[Begin]
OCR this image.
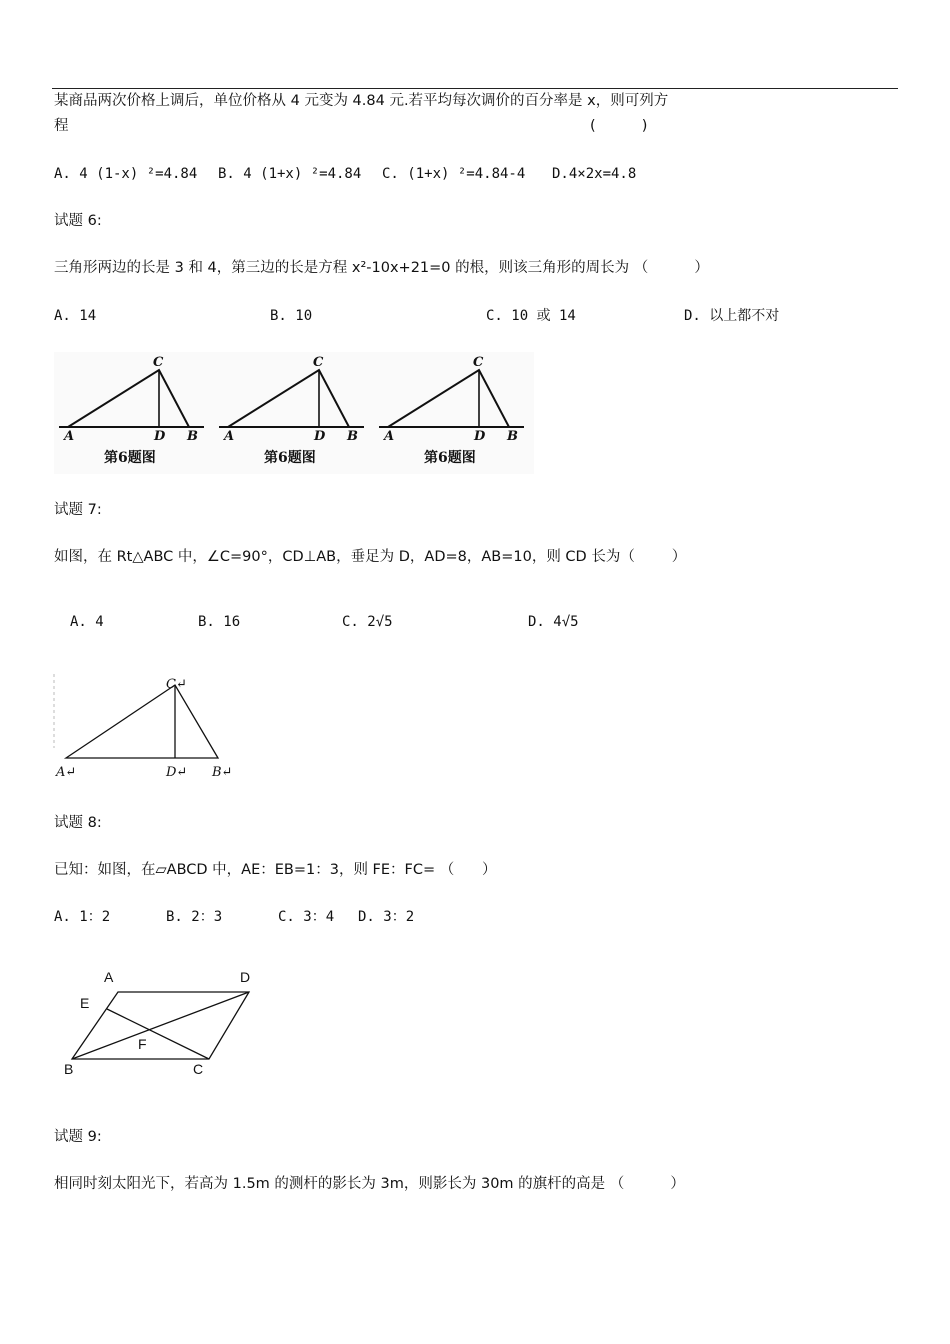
某商品两次价格上调后，单位价格从 4 元变为 4.84 元.若平均每次调价的百分率是 x，则可列方
程	(          )
A. 4 (1-x) ²=4.84 B. 4 (1+x) ²=4.84 C. (1+x) ²=4.84-4 D.4×2x=4.8
试题 6:
三角形两边的长是 3 和 4，第三边的长是方程 x²-10x+21=0 的根，则该三角形的周长为 （          ）
A. 14	B. 10	C. 10 或 14	D. 以上都不对
C
A	D B
第6题图
C
A	D B
第6题图
C
A	D B
第6题图
试题 7:
如图，在 Rt△ABC 中，∠C=90°，CD⊥AB，垂足为 D，AD=8，AB=10，则 CD 长为（        ）
A. 4	B. 16	C. 2√5	D. 4√5
C↵
A↵	D↵ B↵
试题 8:
已知：如图，在▱ABCD 中，AE：EB=1：3，则 FE：FC= （      ）
A. 1：2	B. 2：3	C. 3：4 D. 3：2
A	D
E
F
B	C
试题 9:
相同时刻太阳光下，若高为 1.5m 的测杆的影长为 3m，则影长为 30m 的旗杆的高是 （          ）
[End]
## Work to be completed
Output the records above exactly; leave out the pictures.

## Response to the task
OCR this image.
某商品两次价格上调后，单位价格从 4 元变为 4.84 元.若平均每次调价的百分率是 x，则可列方
程	(          )
A. 4 (1-x) ²=4.84 B. 4 (1+x) ²=4.84 C. (1+x) ²=4.84-4 D.4×2x=4.8
试题 6:
三角形两边的长是 3 和 4，第三边的长是方程 x²-10x+21=0 的根，则该三角形的周长为 （          ）
A. 14	B. 10	C. 10 或 14	D. 以上都不对
C
A	D B
第6题图
C
A	D B
第6题图
C
A	D B
第6题图
试题 7:
如图，在 Rt△ABC 中，∠C=90°，CD⊥AB，垂足为 D，AD=8，AB=10，则 CD 长为（        ）
A. 4	B. 16	C. 2√5	D. 4√5
C↵
A↵	D↵ B↵
试题 8:
已知：如图，在▱ABCD 中，AE：EB=1：3，则 FE：FC= （      ）
A. 1：2	B. 2：3	C. 3：4 D. 3：2
A	D
E
F
B	C
试题 9:
相同时刻太阳光下，若高为 1.5m 的测杆的影长为 3m，则影长为 30m 的旗杆的高是 （          ）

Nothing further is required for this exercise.